- **RECORDS**
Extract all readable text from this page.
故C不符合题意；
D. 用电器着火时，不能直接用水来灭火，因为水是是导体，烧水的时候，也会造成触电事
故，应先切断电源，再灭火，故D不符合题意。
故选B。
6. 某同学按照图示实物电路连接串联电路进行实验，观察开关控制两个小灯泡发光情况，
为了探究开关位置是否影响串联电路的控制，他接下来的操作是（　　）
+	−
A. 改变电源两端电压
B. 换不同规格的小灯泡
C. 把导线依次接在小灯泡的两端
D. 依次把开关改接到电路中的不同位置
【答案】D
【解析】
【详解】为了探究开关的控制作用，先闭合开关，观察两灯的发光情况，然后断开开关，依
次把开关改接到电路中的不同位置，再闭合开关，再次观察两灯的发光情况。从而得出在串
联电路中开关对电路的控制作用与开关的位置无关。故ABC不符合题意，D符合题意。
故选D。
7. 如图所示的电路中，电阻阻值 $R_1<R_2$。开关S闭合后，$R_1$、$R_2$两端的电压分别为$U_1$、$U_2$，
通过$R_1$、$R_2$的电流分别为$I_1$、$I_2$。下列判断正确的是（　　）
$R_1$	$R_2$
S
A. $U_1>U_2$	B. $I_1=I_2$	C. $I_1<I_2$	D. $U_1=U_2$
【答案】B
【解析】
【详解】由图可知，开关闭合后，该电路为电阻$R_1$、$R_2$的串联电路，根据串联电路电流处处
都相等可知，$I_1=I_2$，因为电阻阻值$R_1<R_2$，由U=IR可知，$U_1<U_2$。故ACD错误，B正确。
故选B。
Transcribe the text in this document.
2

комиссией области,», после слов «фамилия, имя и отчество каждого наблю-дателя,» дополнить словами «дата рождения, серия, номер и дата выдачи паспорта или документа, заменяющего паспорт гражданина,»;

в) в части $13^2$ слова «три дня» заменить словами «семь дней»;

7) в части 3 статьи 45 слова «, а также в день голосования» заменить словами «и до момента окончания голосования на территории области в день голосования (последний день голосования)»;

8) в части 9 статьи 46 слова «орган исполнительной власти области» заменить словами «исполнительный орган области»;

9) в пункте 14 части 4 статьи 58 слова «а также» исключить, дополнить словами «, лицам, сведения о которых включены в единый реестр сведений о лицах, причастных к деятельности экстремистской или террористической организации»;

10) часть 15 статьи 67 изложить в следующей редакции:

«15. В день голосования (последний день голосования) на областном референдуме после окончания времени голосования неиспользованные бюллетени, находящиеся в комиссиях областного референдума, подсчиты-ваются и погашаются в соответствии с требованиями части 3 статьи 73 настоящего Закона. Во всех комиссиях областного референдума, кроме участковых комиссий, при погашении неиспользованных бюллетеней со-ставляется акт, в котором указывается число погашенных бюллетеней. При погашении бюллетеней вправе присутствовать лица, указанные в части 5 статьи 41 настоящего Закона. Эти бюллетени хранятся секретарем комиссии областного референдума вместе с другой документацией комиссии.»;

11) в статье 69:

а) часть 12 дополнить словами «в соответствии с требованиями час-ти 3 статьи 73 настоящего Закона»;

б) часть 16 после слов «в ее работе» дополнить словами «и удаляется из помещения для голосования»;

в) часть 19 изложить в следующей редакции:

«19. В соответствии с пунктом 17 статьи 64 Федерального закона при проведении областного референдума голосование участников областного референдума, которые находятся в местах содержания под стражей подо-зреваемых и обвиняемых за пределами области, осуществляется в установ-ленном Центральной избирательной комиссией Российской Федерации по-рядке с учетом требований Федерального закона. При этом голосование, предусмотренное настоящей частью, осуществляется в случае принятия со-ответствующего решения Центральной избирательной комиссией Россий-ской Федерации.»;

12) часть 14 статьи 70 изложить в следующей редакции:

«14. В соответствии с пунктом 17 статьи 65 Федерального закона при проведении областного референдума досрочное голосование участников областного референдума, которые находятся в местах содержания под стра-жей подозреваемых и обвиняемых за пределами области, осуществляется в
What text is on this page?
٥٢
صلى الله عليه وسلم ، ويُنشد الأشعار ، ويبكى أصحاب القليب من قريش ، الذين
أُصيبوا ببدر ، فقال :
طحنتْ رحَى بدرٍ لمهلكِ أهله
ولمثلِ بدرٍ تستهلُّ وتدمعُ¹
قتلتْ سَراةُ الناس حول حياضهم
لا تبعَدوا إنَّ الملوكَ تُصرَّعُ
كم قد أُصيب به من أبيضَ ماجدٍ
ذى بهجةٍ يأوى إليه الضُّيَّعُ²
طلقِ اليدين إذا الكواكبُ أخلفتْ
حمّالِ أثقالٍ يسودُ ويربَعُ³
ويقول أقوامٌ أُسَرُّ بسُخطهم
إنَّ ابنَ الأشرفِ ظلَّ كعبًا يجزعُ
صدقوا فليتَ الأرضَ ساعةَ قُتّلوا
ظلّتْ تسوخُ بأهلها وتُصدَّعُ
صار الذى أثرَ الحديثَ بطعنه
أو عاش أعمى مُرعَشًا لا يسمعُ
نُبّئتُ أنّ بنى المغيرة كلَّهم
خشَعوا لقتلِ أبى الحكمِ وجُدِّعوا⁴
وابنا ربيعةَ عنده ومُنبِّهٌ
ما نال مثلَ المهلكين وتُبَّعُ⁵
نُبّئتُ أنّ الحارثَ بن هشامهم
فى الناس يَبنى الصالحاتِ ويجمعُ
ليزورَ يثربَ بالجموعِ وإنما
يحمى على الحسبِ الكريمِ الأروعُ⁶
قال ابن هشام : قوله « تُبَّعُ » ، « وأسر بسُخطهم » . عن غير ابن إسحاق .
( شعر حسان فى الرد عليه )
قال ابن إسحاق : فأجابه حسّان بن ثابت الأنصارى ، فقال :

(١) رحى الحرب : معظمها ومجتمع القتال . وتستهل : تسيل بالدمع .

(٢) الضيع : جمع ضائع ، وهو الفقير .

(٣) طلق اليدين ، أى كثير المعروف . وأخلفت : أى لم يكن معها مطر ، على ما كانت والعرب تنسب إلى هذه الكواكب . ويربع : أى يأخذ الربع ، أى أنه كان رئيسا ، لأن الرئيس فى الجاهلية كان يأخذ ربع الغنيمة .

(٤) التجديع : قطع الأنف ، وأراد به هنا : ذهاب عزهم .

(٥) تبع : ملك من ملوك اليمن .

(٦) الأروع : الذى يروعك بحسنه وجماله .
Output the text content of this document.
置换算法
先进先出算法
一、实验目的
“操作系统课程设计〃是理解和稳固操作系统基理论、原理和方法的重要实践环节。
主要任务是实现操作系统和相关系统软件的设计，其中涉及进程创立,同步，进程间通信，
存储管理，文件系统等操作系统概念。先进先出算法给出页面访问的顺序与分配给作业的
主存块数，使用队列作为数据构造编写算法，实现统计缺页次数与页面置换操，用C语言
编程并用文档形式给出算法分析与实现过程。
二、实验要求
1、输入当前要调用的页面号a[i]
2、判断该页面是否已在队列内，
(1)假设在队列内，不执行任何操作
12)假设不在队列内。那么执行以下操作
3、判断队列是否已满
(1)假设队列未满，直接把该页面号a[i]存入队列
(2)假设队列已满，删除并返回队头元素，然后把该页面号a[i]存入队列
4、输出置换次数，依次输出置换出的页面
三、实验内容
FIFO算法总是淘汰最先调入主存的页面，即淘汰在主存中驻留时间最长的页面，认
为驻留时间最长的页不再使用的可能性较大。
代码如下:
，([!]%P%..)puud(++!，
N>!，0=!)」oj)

- **THE TASK**
Write out the entries in full, exactly as given.

- **SOLUTION BELOW**
Extract all readable text from this page.
故C不符合题意；
D. 用电器着火时，不能直接用水来灭火，因为水是是导体，烧水的时候，也会造成触电事
故，应先切断电源，再灭火，故D不符合题意。
故选B。
6. 某同学按照图示实物电路连接串联电路进行实验，观察开关控制两个小灯泡发光情况，
为了探究开关位置是否影响串联电路的控制，他接下来的操作是（　　）
+	−
A. 改变电源两端电压
B. 换不同规格的小灯泡
C. 把导线依次接在小灯泡的两端
D. 依次把开关改接到电路中的不同位置
【答案】D
【解析】
【详解】为了探究开关的控制作用，先闭合开关，观察两灯的发光情况，然后断开开关，依
次把开关改接到电路中的不同位置，再闭合开关，再次观察两灯的发光情况。从而得出在串
联电路中开关对电路的控制作用与开关的位置无关。故ABC不符合题意，D符合题意。
故选D。
7. 如图所示的电路中，电阻阻值 $R_1<R_2$。开关S闭合后，$R_1$、$R_2$两端的电压分别为$U_1$、$U_2$，
通过$R_1$、$R_2$的电流分别为$I_1$、$I_2$。下列判断正确的是（　　）
$R_1$	$R_2$
S
A. $U_1>U_2$	B. $I_1=I_2$	C. $I_1<I_2$	D. $U_1=U_2$
【答案】B
【解析】
【详解】由图可知，开关闭合后，该电路为电阻$R_1$、$R_2$的串联电路，根据串联电路电流处处
都相等可知，$I_1=I_2$，因为电阻阻值$R_1<R_2$，由U=IR可知，$U_1<U_2$。故ACD错误，B正确。
故选B。
Transcribe the text in this document.
2

комиссией области,», после слов «фамилия, имя и отчество каждого наблю-дателя,» дополнить словами «дата рождения, серия, номер и дата выдачи паспорта или документа, заменяющего паспорт гражданина,»;

в) в части $13^2$ слова «три дня» заменить словами «семь дней»;

7) в части 3 статьи 45 слова «, а также в день голосования» заменить словами «и до момента окончания голосования на территории области в день голосования (последний день голосования)»;

8) в части 9 статьи 46 слова «орган исполнительной власти области» заменить словами «исполнительный орган области»;

9) в пункте 14 части 4 статьи 58 слова «а также» исключить, дополнить словами «, лицам, сведения о которых включены в единый реестр сведений о лицах, причастных к деятельности экстремистской или террористической организации»;

10) часть 15 статьи 67 изложить в следующей редакции:

«15. В день голосования (последний день голосования) на областном референдуме после окончания времени голосования неиспользованные бюллетени, находящиеся в комиссиях областного референдума, подсчиты-ваются и погашаются в соответствии с требованиями части 3 статьи 73 настоящего Закона. Во всех комиссиях областного референдума, кроме участковых комиссий, при погашении неиспользованных бюллетеней со-ставляется акт, в котором указывается число погашенных бюллетеней. При погашении бюллетеней вправе присутствовать лица, указанные в части 5 статьи 41 настоящего Закона. Эти бюллетени хранятся секретарем комиссии областного референдума вместе с другой документацией комиссии.»;

11) в статье 69:

а) часть 12 дополнить словами «в соответствии с требованиями час-ти 3 статьи 73 настоящего Закона»;

б) часть 16 после слов «в ее работе» дополнить словами «и удаляется из помещения для голосования»;

в) часть 19 изложить в следующей редакции:

«19. В соответствии с пунктом 17 статьи 64 Федерального закона при проведении областного референдума голосование участников областного референдума, которые находятся в местах содержания под стражей подо-зреваемых и обвиняемых за пределами области, осуществляется в установ-ленном Центральной избирательной комиссией Российской Федерации по-рядке с учетом требований Федерального закона. При этом голосование, предусмотренное настоящей частью, осуществляется в случае принятия со-ответствующего решения Центральной избирательной комиссией Россий-ской Федерации.»;

12) часть 14 статьи 70 изложить в следующей редакции:

«14. В соответствии с пунктом 17 статьи 65 Федерального закона при проведении областного референдума досрочное голосование участников областного референдума, которые находятся в местах содержания под стра-жей подозреваемых и обвиняемых за пределами области, осуществляется в
What text is on this page?
٥٢
صلى الله عليه وسلم ، ويُنشد الأشعار ، ويبكى أصحاب القليب من قريش ، الذين
أُصيبوا ببدر ، فقال :
طحنتْ رحَى بدرٍ لمهلكِ أهله
ولمثلِ بدرٍ تستهلُّ وتدمعُ¹
قتلتْ سَراةُ الناس حول حياضهم
لا تبعَدوا إنَّ الملوكَ تُصرَّعُ
كم قد أُصيب به من أبيضَ ماجدٍ
ذى بهجةٍ يأوى إليه الضُّيَّعُ²
طلقِ اليدين إذا الكواكبُ أخلفتْ
حمّالِ أثقالٍ يسودُ ويربَعُ³
ويقول أقوامٌ أُسَرُّ بسُخطهم
إنَّ ابنَ الأشرفِ ظلَّ كعبًا يجزعُ
صدقوا فليتَ الأرضَ ساعةَ قُتّلوا
ظلّتْ تسوخُ بأهلها وتُصدَّعُ
صار الذى أثرَ الحديثَ بطعنه
أو عاش أعمى مُرعَشًا لا يسمعُ
نُبّئتُ أنّ بنى المغيرة كلَّهم
خشَعوا لقتلِ أبى الحكمِ وجُدِّعوا⁴
وابنا ربيعةَ عنده ومُنبِّهٌ
ما نال مثلَ المهلكين وتُبَّعُ⁵
نُبّئتُ أنّ الحارثَ بن هشامهم
فى الناس يَبنى الصالحاتِ ويجمعُ
ليزورَ يثربَ بالجموعِ وإنما
يحمى على الحسبِ الكريمِ الأروعُ⁶
قال ابن هشام : قوله « تُبَّعُ » ، « وأسر بسُخطهم » . عن غير ابن إسحاق .
( شعر حسان فى الرد عليه )
قال ابن إسحاق : فأجابه حسّان بن ثابت الأنصارى ، فقال :

(١) رحى الحرب : معظمها ومجتمع القتال . وتستهل : تسيل بالدمع .

(٢) الضيع : جمع ضائع ، وهو الفقير .

(٣) طلق اليدين ، أى كثير المعروف . وأخلفت : أى لم يكن معها مطر ، على ما كانت والعرب تنسب إلى هذه الكواكب . ويربع : أى يأخذ الربع ، أى أنه كان رئيسا ، لأن الرئيس فى الجاهلية كان يأخذ ربع الغنيمة .

(٤) التجديع : قطع الأنف ، وأراد به هنا : ذهاب عزهم .

(٥) تبع : ملك من ملوك اليمن .

(٦) الأروع : الذى يروعك بحسنه وجماله .
Output the text content of this document.
置换算法
先进先出算法
一、实验目的
“操作系统课程设计〃是理解和稳固操作系统基理论、原理和方法的重要实践环节。
主要任务是实现操作系统和相关系统软件的设计，其中涉及进程创立,同步，进程间通信，
存储管理，文件系统等操作系统概念。先进先出算法给出页面访问的顺序与分配给作业的
主存块数，使用队列作为数据构造编写算法，实现统计缺页次数与页面置换操，用C语言
编程并用文档形式给出算法分析与实现过程。
二、实验要求
1、输入当前要调用的页面号a[i]
2、判断该页面是否已在队列内，
(1)假设在队列内，不执行任何操作
12)假设不在队列内。那么执行以下操作
3、判断队列是否已满
(1)假设队列未满，直接把该页面号a[i]存入队列
(2)假设队列已满，删除并返回队头元素，然后把该页面号a[i]存入队列
4、输出置换次数，依次输出置换出的页面
三、实验内容
FIFO算法总是淘汰最先调入主存的页面，即淘汰在主存中驻留时间最长的页面，认
为驻留时间最长的页不再使用的可能性较大。
代码如下:
，([!]%P%..)puud(++!，
N>!，0=!)」oj)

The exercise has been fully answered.